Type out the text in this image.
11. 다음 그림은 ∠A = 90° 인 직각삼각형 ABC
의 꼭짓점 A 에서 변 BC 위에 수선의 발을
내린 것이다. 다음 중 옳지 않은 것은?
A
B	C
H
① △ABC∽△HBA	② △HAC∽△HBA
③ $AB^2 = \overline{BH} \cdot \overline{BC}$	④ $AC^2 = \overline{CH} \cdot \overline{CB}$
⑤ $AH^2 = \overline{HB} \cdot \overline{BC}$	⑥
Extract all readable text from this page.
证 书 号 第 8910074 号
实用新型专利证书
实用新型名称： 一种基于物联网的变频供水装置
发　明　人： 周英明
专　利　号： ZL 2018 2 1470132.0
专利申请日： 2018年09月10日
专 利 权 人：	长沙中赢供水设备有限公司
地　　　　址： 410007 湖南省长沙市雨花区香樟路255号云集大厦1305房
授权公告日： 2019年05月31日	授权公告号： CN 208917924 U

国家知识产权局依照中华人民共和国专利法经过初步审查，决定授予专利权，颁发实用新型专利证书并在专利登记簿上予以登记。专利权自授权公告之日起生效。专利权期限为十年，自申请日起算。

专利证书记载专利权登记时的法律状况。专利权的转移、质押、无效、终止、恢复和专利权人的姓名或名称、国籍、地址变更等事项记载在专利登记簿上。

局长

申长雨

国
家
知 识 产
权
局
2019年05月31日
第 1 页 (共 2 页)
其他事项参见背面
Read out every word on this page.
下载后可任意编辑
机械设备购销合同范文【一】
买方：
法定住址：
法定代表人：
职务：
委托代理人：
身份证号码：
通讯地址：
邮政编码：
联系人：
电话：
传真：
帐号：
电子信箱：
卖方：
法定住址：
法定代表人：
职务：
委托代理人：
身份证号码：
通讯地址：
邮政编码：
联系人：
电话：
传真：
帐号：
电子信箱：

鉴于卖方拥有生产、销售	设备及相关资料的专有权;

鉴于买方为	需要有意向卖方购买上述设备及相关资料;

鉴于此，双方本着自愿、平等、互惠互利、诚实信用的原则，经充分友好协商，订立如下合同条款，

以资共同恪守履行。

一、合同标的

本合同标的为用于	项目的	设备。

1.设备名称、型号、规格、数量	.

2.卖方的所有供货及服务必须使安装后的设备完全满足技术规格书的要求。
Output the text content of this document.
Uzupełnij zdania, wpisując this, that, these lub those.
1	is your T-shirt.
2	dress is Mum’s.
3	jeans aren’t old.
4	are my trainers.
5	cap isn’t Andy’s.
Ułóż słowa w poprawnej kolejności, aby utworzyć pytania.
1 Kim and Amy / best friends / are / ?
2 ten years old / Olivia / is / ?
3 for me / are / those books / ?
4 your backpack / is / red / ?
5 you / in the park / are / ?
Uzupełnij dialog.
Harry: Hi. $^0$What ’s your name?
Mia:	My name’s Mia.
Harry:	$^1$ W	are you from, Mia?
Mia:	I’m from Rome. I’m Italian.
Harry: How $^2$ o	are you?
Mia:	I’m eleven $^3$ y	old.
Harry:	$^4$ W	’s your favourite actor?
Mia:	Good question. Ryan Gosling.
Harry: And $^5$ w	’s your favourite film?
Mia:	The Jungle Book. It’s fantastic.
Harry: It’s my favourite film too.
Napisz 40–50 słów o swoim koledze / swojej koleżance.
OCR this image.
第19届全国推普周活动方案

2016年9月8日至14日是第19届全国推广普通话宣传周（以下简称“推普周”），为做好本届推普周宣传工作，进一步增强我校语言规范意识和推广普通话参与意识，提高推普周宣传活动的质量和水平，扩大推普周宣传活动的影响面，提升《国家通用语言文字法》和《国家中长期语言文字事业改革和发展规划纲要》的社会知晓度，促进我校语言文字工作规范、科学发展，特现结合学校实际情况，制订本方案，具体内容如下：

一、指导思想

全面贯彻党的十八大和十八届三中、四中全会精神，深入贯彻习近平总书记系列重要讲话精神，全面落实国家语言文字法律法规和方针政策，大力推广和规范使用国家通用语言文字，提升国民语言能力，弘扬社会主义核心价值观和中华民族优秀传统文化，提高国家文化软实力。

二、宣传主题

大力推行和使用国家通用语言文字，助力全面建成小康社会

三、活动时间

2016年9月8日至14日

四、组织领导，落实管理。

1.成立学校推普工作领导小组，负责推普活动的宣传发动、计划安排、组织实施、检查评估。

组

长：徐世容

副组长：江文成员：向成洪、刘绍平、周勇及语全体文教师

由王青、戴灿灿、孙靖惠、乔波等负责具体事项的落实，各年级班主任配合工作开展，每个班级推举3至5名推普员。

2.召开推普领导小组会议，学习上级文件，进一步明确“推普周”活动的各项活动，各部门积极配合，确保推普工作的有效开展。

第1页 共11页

•••

■ OBJECTIVE
Go through the records and gather the lines that hold "Harry".

■ RESULT OF THE TASK
Harry: Hi. $^0$What ’s your name?
Harry:	$^1$ W	are you from, Mia?
Harry: How $^2$ o	are you?
Harry:	$^4$ W	’s your favourite actor?
Harry: And $^5$ w	’s your favourite film?
Harry: It’s my favourite film too.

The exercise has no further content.